Reply with one number: the count of lines in the records below that hold "ELODIE".

Structured figure records:
--- START ---

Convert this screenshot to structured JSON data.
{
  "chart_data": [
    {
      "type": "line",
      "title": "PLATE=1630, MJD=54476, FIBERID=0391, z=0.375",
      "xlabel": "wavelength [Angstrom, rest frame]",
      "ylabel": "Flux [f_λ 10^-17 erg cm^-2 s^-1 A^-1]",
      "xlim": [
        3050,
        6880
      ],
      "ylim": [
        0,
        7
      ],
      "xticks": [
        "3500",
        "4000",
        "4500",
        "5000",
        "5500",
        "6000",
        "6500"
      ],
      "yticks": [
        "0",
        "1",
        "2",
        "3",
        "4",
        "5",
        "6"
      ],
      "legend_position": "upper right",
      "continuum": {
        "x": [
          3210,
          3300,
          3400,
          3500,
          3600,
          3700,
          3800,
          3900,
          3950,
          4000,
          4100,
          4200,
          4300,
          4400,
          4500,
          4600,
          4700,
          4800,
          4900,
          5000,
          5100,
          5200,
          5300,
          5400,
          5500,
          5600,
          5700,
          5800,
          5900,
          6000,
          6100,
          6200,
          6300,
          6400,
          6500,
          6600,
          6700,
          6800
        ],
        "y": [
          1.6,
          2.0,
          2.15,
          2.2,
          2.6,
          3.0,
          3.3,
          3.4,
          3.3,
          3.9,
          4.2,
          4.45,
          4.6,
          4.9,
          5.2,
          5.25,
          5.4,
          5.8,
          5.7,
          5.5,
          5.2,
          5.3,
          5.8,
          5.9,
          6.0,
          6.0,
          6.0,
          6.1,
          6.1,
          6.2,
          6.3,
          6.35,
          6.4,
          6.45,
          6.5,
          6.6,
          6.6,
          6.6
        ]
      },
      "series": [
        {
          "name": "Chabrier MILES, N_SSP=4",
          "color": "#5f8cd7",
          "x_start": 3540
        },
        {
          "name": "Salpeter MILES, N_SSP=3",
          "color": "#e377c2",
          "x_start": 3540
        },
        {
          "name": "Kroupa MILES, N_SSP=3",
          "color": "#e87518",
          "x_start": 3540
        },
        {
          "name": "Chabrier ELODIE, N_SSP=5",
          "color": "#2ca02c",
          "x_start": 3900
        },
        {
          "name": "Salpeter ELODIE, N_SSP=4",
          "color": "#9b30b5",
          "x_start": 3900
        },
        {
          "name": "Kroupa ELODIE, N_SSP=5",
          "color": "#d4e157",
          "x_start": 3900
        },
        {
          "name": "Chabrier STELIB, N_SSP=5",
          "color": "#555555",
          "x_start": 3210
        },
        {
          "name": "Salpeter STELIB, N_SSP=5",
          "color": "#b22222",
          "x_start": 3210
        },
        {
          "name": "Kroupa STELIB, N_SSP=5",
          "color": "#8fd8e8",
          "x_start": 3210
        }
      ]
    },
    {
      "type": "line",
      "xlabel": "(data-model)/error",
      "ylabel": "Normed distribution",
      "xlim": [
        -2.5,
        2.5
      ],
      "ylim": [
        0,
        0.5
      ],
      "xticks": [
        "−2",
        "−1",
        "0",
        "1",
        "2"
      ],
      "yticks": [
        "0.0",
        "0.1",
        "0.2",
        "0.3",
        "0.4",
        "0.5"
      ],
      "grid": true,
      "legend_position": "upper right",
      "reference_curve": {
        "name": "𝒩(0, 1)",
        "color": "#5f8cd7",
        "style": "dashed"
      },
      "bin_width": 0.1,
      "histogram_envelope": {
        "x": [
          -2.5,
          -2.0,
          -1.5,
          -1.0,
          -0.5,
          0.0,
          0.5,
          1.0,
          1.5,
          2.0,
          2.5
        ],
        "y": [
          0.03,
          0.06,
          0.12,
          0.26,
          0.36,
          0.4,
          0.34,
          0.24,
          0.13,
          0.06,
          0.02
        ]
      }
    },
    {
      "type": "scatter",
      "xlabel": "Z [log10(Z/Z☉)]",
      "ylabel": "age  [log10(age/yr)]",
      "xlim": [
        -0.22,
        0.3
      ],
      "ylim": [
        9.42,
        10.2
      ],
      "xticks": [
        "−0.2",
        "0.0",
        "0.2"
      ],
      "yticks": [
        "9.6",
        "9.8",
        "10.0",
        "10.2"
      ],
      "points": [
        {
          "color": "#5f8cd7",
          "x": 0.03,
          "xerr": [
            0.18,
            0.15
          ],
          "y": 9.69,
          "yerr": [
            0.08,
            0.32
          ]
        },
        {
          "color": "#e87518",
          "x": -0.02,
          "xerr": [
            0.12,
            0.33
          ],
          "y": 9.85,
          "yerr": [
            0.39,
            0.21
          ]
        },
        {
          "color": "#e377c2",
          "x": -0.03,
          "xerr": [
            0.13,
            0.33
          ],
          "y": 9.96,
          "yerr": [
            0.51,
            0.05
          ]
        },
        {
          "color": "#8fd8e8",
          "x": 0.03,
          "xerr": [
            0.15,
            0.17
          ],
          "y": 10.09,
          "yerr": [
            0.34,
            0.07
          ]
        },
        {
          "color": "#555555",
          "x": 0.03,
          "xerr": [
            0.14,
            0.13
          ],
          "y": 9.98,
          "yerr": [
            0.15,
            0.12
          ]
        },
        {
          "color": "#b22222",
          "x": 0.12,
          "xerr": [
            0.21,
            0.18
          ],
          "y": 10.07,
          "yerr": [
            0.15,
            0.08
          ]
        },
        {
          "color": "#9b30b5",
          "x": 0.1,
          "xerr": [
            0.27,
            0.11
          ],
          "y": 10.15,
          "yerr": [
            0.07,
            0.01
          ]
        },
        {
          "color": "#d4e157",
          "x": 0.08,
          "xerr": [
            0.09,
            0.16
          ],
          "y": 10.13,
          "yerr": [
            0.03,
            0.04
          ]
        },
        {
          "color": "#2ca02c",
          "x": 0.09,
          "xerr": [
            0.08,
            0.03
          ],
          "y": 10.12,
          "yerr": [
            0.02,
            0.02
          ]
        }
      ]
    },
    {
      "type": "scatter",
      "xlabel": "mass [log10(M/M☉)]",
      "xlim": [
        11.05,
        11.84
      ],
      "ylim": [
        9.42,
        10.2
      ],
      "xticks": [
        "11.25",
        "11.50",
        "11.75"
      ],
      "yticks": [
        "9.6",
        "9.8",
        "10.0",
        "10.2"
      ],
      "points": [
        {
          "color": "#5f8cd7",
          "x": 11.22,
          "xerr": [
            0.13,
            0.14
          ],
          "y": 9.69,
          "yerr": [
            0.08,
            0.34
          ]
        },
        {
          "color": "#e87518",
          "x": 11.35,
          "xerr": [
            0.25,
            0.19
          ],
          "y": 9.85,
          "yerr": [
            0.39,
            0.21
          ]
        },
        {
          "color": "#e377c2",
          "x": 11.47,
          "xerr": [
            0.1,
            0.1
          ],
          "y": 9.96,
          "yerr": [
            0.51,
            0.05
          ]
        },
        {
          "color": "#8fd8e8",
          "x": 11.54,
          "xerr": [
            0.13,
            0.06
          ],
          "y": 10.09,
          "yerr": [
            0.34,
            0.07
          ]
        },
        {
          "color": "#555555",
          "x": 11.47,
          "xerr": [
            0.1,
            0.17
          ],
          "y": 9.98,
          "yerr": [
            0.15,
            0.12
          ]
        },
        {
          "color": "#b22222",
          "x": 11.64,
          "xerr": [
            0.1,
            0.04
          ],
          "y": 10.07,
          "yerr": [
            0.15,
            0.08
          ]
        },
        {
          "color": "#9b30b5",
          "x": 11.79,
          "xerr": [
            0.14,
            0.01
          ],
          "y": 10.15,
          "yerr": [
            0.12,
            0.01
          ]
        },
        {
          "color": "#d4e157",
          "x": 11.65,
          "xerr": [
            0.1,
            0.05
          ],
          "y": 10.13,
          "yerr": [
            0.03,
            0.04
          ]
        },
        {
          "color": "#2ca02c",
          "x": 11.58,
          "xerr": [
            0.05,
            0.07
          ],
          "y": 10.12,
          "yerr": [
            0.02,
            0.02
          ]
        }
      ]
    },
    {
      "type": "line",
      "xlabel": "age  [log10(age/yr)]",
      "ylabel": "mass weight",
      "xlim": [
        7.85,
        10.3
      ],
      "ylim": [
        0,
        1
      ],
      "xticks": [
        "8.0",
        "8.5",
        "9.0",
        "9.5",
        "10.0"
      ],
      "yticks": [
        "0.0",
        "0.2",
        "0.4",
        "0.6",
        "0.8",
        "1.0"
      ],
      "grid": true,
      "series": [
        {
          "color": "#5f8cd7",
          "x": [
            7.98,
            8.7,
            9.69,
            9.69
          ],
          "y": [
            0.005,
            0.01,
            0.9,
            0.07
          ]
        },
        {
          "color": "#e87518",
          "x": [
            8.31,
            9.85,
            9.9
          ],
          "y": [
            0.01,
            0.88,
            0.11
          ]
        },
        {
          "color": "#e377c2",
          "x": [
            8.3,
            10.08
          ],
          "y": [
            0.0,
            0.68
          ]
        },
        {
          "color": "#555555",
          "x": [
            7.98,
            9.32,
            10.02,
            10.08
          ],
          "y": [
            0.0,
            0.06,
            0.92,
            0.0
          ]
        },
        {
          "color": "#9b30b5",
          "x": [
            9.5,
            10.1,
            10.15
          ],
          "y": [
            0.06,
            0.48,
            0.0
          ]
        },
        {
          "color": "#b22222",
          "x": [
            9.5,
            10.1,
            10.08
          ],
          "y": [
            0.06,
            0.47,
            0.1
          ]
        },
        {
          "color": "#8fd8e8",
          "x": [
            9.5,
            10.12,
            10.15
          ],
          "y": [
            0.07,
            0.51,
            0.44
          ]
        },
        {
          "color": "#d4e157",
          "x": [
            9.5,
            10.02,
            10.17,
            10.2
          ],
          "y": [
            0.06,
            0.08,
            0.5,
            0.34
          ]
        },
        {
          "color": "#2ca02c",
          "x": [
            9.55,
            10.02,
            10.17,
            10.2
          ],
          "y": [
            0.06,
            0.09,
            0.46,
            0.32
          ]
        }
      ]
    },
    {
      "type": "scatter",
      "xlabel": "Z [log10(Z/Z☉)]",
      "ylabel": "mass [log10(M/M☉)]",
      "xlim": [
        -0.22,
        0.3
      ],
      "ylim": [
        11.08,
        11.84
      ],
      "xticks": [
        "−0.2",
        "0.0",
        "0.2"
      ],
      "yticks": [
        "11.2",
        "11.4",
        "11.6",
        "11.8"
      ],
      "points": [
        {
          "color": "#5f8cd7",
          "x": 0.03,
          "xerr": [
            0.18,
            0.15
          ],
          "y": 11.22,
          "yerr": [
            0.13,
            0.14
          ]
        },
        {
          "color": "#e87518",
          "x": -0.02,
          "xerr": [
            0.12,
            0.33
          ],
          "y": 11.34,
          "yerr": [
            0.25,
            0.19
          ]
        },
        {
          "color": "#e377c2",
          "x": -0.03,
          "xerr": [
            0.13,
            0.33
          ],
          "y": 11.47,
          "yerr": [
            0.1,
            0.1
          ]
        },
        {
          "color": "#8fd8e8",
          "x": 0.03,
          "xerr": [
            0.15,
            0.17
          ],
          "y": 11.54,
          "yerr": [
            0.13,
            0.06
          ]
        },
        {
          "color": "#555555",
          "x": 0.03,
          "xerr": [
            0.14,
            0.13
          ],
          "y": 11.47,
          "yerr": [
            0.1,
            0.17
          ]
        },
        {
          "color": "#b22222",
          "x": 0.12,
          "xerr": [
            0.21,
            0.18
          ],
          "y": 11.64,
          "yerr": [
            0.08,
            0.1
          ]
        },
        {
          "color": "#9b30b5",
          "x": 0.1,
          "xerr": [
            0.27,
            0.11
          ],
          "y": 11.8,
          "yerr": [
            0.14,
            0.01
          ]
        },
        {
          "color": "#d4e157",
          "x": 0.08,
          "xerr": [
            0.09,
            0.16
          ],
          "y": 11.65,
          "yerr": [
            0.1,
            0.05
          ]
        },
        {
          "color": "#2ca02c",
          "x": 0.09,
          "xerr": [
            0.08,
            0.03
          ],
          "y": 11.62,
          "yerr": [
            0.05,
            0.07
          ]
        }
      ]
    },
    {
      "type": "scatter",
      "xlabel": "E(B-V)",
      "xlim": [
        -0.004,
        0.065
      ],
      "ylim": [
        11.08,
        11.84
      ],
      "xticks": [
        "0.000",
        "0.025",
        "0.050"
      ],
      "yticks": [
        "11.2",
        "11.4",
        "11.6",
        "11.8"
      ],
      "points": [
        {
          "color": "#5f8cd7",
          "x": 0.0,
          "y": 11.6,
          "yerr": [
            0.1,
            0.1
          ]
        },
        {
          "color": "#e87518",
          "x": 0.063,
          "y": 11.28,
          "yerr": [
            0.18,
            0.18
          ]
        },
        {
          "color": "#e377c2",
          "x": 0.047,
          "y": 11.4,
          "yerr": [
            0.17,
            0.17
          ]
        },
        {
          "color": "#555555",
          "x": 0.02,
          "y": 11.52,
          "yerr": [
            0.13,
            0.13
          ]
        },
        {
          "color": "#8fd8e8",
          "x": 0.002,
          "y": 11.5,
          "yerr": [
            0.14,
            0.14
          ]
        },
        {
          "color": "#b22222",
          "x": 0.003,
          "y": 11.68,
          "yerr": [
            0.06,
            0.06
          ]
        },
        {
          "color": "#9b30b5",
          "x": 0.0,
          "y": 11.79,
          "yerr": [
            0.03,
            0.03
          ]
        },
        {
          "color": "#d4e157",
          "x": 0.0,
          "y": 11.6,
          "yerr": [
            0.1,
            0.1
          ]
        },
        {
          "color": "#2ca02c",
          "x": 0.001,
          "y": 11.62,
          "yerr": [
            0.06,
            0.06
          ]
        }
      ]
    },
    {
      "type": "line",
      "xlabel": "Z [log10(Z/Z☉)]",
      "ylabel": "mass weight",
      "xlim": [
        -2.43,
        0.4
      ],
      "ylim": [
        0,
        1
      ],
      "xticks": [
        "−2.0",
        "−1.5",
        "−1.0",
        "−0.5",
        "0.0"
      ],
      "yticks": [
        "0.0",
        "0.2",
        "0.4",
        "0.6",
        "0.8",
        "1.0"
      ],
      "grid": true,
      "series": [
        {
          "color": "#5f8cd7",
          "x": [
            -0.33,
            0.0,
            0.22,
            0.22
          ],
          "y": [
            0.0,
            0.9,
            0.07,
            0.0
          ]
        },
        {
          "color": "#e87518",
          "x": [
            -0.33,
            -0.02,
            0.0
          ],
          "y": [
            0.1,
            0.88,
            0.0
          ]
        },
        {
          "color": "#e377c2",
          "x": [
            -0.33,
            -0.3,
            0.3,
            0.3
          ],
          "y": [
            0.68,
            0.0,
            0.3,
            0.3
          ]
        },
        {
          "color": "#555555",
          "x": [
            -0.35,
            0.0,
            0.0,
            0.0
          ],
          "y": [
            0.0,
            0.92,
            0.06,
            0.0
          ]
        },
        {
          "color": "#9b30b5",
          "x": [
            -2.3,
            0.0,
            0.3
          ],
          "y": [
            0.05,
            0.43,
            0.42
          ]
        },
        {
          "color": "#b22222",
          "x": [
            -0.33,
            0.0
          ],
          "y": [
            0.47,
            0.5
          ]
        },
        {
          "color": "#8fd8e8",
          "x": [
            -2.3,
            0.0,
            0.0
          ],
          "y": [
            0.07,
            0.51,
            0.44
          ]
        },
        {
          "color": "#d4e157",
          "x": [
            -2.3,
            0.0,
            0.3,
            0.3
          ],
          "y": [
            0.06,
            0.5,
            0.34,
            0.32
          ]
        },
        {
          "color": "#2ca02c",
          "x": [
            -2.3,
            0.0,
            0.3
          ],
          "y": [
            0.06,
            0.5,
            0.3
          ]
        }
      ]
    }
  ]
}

--- END ---

- [Correct response] 3